PROBLEM DESCRIPTION — Can you transcribe every record below exactly as it appears?

[Stored data entries]
++++

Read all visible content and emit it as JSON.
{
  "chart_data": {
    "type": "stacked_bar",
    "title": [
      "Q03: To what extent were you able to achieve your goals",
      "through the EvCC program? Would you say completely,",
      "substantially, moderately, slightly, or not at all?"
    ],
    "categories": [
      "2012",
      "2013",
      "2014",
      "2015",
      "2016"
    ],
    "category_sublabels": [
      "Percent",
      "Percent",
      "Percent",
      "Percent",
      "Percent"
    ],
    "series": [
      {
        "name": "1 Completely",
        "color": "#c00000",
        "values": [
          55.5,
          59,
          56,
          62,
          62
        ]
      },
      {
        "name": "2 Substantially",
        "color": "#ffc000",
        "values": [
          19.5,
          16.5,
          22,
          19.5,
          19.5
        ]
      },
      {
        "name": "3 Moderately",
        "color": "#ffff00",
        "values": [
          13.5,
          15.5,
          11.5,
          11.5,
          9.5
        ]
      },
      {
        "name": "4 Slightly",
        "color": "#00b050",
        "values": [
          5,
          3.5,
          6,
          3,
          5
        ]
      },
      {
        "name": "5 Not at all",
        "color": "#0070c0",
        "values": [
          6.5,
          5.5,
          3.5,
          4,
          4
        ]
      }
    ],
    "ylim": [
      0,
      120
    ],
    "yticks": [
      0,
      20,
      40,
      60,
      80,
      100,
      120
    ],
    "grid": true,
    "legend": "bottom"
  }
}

++++

FINISHED TASK —
Read all visible content and emit it as JSON.
{
  "chart_data": {
    "type": "stacked_bar",
    "title": [
      "Q03: To what extent were you able to achieve your goals",
      "through the EvCC program? Would you say completely,",
      "substantially, moderately, slightly, or not at all?"
    ],
    "categories": [
      "2012",
      "2013",
      "2014",
      "2015",
      "2016"
    ],
    "category_sublabels": [
      "Percent",
      "Percent",
      "Percent",
      "Percent",
      "Percent"
    ],
    "series": [
      {
        "name": "1 Completely",
        "color": "#c00000",
        "values": [
          55.5,
          59,
          56,
          62,
          62
        ]
      },
      {
        "name": "2 Substantially",
        "color": "#ffc000",
        "values": [
          19.5,
          16.5,
          22,
          19.5,
          19.5
        ]
      },
      {
        "name": "3 Moderately",
        "color": "#ffff00",
        "values": [
          13.5,
          15.5,
          11.5,
          11.5,
          9.5
        ]
      },
      {
        "name": "4 Slightly",
        "color": "#00b050",
        "values": [
          5,
          3.5,
          6,
          3,
          5
        ]
      },
      {
        "name": "5 Not at all",
        "color": "#0070c0",
        "values": [
          6.5,
          5.5,
          3.5,
          4,
          4
        ]
      }
    ],
    "ylim": [
      0,
      120
    ],
    "yticks": [
      0,
      20,
      40,
      60,
      80,
      100,
      120
    ],
    "grid": true,
    "legend": "bottom"
  }
}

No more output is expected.